THE EXERCISE:
Can you reproduce the data beneath, keeping every line exact?

RAW DATA:
* * *

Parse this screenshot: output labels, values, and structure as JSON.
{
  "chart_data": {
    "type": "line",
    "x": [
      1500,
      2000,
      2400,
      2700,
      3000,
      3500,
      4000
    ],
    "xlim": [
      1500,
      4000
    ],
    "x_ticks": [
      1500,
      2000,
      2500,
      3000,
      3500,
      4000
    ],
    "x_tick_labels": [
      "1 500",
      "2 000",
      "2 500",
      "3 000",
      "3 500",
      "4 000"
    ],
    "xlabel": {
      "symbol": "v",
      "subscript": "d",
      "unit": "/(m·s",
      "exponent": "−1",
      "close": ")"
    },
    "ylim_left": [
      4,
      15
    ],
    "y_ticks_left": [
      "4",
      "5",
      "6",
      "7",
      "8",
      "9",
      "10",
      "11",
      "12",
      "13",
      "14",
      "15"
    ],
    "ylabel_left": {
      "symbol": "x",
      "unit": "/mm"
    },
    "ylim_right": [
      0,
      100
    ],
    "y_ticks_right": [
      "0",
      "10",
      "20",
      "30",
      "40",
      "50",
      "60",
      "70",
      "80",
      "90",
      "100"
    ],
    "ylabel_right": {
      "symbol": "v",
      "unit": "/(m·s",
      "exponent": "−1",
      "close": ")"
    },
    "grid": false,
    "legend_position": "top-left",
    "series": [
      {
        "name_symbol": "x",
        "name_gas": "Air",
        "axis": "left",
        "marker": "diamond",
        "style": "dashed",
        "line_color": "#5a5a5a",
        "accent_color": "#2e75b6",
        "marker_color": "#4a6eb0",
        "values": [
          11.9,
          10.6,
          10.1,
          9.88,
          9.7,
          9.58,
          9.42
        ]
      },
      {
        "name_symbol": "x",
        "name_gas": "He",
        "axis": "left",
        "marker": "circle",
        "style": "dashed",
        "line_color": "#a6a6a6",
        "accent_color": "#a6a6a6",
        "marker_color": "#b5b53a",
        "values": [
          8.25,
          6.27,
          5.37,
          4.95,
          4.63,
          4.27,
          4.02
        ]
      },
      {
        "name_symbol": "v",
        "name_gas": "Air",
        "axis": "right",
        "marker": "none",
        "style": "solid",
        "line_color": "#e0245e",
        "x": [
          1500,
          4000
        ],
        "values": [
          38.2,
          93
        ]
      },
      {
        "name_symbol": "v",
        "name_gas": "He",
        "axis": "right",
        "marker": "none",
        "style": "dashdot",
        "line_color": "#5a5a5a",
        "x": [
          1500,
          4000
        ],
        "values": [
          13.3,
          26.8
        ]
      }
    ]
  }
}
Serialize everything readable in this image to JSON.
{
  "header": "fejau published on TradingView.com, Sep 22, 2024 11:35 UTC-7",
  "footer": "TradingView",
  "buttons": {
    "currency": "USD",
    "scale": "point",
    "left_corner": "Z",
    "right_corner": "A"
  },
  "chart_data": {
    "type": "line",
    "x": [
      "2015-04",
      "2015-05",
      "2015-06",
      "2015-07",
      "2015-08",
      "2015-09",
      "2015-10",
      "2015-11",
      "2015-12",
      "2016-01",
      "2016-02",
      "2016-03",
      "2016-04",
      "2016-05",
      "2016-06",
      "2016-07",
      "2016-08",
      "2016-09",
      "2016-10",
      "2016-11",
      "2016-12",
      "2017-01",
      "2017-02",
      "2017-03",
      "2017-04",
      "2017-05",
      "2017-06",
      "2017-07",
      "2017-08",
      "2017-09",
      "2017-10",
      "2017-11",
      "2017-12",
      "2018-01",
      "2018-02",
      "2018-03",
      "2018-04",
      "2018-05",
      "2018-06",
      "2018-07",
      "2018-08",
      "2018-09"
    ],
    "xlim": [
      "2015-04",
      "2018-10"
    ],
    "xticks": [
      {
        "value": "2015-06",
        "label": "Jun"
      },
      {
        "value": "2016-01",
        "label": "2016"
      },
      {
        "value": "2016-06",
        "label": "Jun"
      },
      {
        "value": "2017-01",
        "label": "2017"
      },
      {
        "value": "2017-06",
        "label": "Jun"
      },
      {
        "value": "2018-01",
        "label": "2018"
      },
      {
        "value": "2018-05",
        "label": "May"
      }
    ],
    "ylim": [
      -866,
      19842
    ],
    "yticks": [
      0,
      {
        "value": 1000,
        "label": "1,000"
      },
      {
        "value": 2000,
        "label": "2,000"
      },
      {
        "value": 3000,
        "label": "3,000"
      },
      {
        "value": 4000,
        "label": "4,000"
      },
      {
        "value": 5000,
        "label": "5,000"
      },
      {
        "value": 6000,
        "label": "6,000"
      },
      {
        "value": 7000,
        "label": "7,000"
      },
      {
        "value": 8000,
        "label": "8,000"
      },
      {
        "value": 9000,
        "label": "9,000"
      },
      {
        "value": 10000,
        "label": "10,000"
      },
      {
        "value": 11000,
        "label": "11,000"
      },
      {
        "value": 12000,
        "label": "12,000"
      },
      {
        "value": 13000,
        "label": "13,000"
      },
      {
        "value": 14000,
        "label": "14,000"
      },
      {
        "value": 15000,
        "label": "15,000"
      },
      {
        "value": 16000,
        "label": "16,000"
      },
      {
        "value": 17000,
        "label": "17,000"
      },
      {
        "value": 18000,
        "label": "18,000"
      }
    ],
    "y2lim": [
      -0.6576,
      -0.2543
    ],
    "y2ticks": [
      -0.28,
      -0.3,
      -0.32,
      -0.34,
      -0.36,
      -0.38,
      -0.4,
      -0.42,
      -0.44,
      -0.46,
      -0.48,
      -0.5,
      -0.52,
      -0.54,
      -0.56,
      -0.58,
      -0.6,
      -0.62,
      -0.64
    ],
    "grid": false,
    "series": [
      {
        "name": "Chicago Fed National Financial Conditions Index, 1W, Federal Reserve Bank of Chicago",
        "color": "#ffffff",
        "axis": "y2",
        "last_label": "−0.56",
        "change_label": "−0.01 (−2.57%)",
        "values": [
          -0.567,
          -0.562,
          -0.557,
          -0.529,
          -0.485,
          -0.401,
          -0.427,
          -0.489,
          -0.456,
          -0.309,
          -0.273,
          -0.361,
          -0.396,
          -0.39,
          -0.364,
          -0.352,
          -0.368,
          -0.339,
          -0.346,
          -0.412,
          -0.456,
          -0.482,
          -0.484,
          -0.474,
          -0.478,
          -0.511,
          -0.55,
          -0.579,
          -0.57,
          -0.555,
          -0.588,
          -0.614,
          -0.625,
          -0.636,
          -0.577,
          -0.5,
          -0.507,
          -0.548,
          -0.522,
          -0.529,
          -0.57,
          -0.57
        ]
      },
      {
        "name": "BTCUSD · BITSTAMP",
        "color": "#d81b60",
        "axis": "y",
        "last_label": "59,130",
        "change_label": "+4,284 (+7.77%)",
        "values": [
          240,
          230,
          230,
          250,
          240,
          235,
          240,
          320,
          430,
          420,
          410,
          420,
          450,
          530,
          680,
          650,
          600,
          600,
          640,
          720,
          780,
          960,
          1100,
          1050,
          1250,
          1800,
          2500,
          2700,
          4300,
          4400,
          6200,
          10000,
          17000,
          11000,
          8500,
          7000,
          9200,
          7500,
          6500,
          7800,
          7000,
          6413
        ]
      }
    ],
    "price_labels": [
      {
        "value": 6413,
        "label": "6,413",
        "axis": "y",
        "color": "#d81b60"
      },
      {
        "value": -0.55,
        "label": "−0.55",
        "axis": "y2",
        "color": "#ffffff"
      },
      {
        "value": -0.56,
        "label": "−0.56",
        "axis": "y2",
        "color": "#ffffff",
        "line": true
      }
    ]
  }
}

* * *

COMPLETED EXERCISE:
Parse this screenshot: output labels, values, and structure as JSON.
{
  "chart_data": {
    "type": "line",
    "x": [
      1500,
      2000,
      2400,
      2700,
      3000,
      3500,
      4000
    ],
    "xlim": [
      1500,
      4000
    ],
    "x_ticks": [
      1500,
      2000,
      2500,
      3000,
      3500,
      4000
    ],
    "x_tick_labels": [
      "1 500",
      "2 000",
      "2 500",
      "3 000",
      "3 500",
      "4 000"
    ],
    "xlabel": {
      "symbol": "v",
      "subscript": "d",
      "unit": "/(m·s",
      "exponent": "−1",
      "close": ")"
    },
    "ylim_left": [
      4,
      15
    ],
    "y_ticks_left": [
      "4",
      "5",
      "6",
      "7",
      "8",
      "9",
      "10",
      "11",
      "12",
      "13",
      "14",
      "15"
    ],
    "ylabel_left": {
      "symbol": "x",
      "unit": "/mm"
    },
    "ylim_right": [
      0,
      100
    ],
    "y_ticks_right": [
      "0",
      "10",
      "20",
      "30",
      "40",
      "50",
      "60",
      "70",
      "80",
      "90",
      "100"
    ],
    "ylabel_right": {
      "symbol": "v",
      "unit": "/(m·s",
      "exponent": "−1",
      "close": ")"
    },
    "grid": false,
    "legend_position": "top-left",
    "series": [
      {
        "name_symbol": "x",
        "name_gas": "Air",
        "axis": "left",
        "marker": "diamond",
        "style": "dashed",
        "line_color": "#5a5a5a",
        "accent_color": "#2e75b6",
        "marker_color": "#4a6eb0",
        "values": [
          11.9,
          10.6,
          10.1,
          9.88,
          9.7,
          9.58,
          9.42
        ]
      },
      {
        "name_symbol": "x",
        "name_gas": "He",
        "axis": "left",
        "marker": "circle",
        "style": "dashed",
        "line_color": "#a6a6a6",
        "accent_color": "#a6a6a6",
        "marker_color": "#b5b53a",
        "values": [
          8.25,
          6.27,
          5.37,
          4.95,
          4.63,
          4.27,
          4.02
        ]
      },
      {
        "name_symbol": "v",
        "name_gas": "Air",
        "axis": "right",
        "marker": "none",
        "style": "solid",
        "line_color": "#e0245e",
        "x": [
          1500,
          4000
        ],
        "values": [
          38.2,
          93
        ]
      },
      {
        "name_symbol": "v",
        "name_gas": "He",
        "axis": "right",
        "marker": "none",
        "style": "dashdot",
        "line_color": "#5a5a5a",
        "x": [
          1500,
          4000
        ],
        "values": [
          13.3,
          26.8
        ]
      }
    ]
  }
}
Serialize everything readable in this image to JSON.
{
  "header": "fejau published on TradingView.com, Sep 22, 2024 11:35 UTC-7",
  "footer": "TradingView",
  "buttons": {
    "currency": "USD",
    "scale": "point",
    "left_corner": "Z",
    "right_corner": "A"
  },
  "chart_data": {
    "type": "line",
    "x": [
      "2015-04",
      "2015-05",
      "2015-06",
      "2015-07",
      "2015-08",
      "2015-09",
      "2015-10",
      "2015-11",
      "2015-12",
      "2016-01",
      "2016-02",
      "2016-03",
      "2016-04",
      "2016-05",
      "2016-06",
      "2016-07",
      "2016-08",
      "2016-09",
      "2016-10",
      "2016-11",
      "2016-12",
      "2017-01",
      "2017-02",
      "2017-03",
      "2017-04",
      "2017-05",
      "2017-06",
      "2017-07",
      "2017-08",
      "2017-09",
      "2017-10",
      "2017-11",
      "2017-12",
      "2018-01",
      "2018-02",
      "2018-03",
      "2018-04",
      "2018-05",
      "2018-06",
      "2018-07",
      "2018-08",
      "2018-09"
    ],
    "xlim": [
      "2015-04",
      "2018-10"
    ],
    "xticks": [
      {
        "value": "2015-06",
        "label": "Jun"
      },
      {
        "value": "2016-01",
        "label": "2016"
      },
      {
        "value": "2016-06",
        "label": "Jun"
      },
      {
        "value": "2017-01",
        "label": "2017"
      },
      {
        "value": "2017-06",
        "label": "Jun"
      },
      {
        "value": "2018-01",
        "label": "2018"
      },
      {
        "value": "2018-05",
        "label": "May"
      }
    ],
    "ylim": [
      -866,
      19842
    ],
    "yticks": [
      0,
      {
        "value": 1000,
        "label": "1,000"
      },
      {
        "value": 2000,
        "label": "2,000"
      },
      {
        "value": 3000,
        "label": "3,000"
      },
      {
        "value": 4000,
        "label": "4,000"
      },
      {
        "value": 5000,
        "label": "5,000"
      },
      {
        "value": 6000,
        "label": "6,000"
      },
      {
        "value": 7000,
        "label": "7,000"
      },
      {
        "value": 8000,
        "label": "8,000"
      },
      {
        "value": 9000,
        "label": "9,000"
      },
      {
        "value": 10000,
        "label": "10,000"
      },
      {
        "value": 11000,
        "label": "11,000"
      },
      {
        "value": 12000,
        "label": "12,000"
      },
      {
        "value": 13000,
        "label": "13,000"
      },
      {
        "value": 14000,
        "label": "14,000"
      },
      {
        "value": 15000,
        "label": "15,000"
      },
      {
        "value": 16000,
        "label": "16,000"
      },
      {
        "value": 17000,
        "label": "17,000"
      },
      {
        "value": 18000,
        "label": "18,000"
      }
    ],
    "y2lim": [
      -0.6576,
      -0.2543
    ],
    "y2ticks": [
      -0.28,
      -0.3,
      -0.32,
      -0.34,
      -0.36,
      -0.38,
      -0.4,
      -0.42,
      -0.44,
      -0.46,
      -0.48,
      -0.5,
      -0.52,
      -0.54,
      -0.56,
      -0.58,
      -0.6,
      -0.62,
      -0.64
    ],
    "grid": false,
    "series": [
      {
        "name": "Chicago Fed National Financial Conditions Index, 1W, Federal Reserve Bank of Chicago",
        "color": "#ffffff",
        "axis": "y2",
        "last_label": "−0.56",
        "change_label": "−0.01 (−2.57%)",
        "values": [
          -0.567,
          -0.562,
          -0.557,
          -0.529,
          -0.485,
          -0.401,
          -0.427,
          -0.489,
          -0.456,
          -0.309,
          -0.273,
          -0.361,
          -0.396,
          -0.39,
          -0.364,
          -0.352,
          -0.368,
          -0.339,
          -0.346,
          -0.412,
          -0.456,
          -0.482,
          -0.484,
          -0.474,
          -0.478,
          -0.511,
          -0.55,
          -0.579,
          -0.57,
          -0.555,
          -0.588,
          -0.614,
          -0.625,
          -0.636,
          -0.577,
          -0.5,
          -0.507,
          -0.548,
          -0.522,
          -0.529,
          -0.57,
          -0.57
        ]
      },
      {
        "name": "BTCUSD · BITSTAMP",
        "color": "#d81b60",
        "axis": "y",
        "last_label": "59,130",
        "change_label": "+4,284 (+7.77%)",
        "values": [
          240,
          230,
          230,
          250,
          240,
          235,
          240,
          320,
          430,
          420,
          410,
          420,
          450,
          530,
          680,
          650,
          600,
          600,
          640,
          720,
          780,
          960,
          1100,
          1050,
          1250,
          1800,
          2500,
          2700,
          4300,
          4400,
          6200,
          10000,
          17000,
          11000,
          8500,
          7000,
          9200,
          7500,
          6500,
          7800,
          7000,
          6413
        ]
      }
    ],
    "price_labels": [
      {
        "value": 6413,
        "label": "6,413",
        "axis": "y",
        "color": "#d81b60"
      },
      {
        "value": -0.55,
        "label": "−0.55",
        "axis": "y2",
        "color": "#ffffff"
      },
      {
        "value": -0.56,
        "label": "−0.56",
        "axis": "y2",
        "color": "#ffffff",
        "line": true
      }
    ]
  }
}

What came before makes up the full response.